STATED PROBLEM: Isolate every line in the data with the string "panel" and copy it.

RECORDS FOR THIS EXERCISE:
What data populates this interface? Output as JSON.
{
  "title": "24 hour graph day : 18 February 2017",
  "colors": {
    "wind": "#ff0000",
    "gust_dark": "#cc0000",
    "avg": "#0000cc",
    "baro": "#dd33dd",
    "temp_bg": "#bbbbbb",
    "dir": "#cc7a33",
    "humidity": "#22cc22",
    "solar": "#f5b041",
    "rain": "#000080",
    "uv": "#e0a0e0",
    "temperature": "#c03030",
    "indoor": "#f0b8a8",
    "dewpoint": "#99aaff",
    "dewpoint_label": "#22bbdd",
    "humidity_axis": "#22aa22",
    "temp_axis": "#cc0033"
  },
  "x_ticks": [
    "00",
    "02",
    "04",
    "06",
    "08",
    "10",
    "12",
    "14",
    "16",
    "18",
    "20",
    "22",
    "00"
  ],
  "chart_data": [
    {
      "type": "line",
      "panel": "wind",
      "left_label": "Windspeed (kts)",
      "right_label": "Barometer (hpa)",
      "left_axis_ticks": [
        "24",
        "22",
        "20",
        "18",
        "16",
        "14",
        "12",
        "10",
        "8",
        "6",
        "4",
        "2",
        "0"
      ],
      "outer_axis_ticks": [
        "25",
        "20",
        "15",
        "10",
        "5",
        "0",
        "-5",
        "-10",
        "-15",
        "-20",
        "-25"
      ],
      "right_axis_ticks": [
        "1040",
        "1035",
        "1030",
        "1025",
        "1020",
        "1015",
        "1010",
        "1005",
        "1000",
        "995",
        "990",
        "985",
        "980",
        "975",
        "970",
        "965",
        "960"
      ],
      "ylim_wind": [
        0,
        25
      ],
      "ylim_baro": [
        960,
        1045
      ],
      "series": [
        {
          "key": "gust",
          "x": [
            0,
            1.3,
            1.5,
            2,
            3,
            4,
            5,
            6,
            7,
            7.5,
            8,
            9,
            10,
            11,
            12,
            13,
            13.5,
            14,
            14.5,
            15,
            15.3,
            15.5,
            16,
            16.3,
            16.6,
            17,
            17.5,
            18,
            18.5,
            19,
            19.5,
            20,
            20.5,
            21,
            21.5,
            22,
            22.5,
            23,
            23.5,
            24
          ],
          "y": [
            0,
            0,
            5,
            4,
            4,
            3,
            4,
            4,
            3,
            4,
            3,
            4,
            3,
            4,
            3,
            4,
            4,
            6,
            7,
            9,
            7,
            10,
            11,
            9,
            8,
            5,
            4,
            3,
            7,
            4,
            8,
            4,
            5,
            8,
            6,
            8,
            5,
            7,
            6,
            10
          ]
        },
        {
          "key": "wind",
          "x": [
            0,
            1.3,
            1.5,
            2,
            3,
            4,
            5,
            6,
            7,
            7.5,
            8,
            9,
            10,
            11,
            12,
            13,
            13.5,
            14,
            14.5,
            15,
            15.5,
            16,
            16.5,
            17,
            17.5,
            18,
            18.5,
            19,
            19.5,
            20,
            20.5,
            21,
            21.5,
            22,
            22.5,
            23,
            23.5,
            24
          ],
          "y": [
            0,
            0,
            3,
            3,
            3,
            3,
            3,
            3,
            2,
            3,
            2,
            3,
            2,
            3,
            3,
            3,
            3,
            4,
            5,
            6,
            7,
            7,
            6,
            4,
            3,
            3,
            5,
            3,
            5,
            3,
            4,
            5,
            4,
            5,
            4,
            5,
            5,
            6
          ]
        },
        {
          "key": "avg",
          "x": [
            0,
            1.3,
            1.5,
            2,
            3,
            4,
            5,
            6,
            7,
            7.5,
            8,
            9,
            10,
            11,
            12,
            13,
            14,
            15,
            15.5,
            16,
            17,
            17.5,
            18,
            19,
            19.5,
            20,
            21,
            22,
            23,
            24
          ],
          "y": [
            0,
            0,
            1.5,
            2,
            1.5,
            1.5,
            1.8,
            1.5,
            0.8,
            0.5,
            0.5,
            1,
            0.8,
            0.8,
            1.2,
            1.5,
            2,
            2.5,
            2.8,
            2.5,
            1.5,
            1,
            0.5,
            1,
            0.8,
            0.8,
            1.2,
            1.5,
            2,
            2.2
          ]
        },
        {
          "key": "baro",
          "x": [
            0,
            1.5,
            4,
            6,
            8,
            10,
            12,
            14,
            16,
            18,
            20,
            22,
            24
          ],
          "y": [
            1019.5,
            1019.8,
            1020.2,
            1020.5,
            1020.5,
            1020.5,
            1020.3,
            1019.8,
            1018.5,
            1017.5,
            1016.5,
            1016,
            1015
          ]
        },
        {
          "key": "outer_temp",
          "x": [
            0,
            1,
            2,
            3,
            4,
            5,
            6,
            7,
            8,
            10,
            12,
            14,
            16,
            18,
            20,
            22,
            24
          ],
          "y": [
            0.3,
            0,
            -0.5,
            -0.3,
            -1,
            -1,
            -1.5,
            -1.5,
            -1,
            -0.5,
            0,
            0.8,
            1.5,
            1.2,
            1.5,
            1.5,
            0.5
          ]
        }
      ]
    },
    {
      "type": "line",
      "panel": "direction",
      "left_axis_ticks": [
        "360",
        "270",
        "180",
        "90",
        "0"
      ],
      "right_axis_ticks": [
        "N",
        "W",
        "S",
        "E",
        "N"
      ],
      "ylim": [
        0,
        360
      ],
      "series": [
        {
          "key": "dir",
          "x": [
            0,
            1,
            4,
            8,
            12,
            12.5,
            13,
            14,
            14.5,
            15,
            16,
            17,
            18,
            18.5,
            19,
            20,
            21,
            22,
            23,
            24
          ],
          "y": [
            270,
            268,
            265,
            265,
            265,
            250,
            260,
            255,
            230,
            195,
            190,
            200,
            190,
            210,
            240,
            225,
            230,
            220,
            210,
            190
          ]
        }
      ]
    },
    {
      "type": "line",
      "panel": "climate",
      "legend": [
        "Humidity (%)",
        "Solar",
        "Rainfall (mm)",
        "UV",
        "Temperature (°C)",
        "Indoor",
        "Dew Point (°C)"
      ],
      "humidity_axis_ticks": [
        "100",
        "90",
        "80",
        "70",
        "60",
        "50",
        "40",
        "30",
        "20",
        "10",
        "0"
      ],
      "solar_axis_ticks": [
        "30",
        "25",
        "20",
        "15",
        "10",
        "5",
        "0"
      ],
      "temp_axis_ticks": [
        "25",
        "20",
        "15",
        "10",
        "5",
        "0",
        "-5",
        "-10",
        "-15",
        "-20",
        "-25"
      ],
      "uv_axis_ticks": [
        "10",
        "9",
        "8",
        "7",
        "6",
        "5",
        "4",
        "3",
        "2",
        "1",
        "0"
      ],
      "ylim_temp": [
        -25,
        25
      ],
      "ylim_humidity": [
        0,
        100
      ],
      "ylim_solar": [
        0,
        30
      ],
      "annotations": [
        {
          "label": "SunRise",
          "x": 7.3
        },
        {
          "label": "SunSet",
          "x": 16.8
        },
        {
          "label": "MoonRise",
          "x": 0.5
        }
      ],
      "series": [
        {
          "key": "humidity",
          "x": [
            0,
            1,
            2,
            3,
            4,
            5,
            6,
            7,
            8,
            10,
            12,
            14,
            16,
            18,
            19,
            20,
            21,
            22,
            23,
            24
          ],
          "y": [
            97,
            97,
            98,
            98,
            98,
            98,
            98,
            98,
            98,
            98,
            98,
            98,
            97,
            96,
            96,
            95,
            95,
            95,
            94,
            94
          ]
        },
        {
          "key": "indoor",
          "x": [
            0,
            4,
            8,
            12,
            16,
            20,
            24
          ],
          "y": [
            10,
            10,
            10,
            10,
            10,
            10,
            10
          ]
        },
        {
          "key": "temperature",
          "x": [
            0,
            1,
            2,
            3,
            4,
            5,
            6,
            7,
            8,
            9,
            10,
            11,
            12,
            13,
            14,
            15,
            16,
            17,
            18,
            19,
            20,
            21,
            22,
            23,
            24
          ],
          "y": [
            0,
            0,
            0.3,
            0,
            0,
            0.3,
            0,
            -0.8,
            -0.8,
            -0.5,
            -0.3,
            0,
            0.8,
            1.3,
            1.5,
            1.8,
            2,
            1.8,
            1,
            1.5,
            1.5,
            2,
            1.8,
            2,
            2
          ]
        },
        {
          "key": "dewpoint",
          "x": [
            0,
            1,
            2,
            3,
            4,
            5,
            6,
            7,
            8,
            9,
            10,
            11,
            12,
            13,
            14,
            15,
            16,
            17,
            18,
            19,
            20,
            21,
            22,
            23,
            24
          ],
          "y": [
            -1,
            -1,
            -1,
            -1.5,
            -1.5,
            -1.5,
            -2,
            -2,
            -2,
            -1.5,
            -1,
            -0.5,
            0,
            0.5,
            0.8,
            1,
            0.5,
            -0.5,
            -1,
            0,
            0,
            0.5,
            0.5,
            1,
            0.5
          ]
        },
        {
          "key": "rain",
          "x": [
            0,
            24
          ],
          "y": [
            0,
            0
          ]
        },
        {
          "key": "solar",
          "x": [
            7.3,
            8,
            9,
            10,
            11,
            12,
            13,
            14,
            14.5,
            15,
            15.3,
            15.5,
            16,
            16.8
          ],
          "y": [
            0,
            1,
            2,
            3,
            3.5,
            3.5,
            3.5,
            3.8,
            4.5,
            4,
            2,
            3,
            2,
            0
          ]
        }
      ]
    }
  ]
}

EXERCISE OUTPUT:
      "panel": "wind",
      "panel": "direction",
      "panel": "climate",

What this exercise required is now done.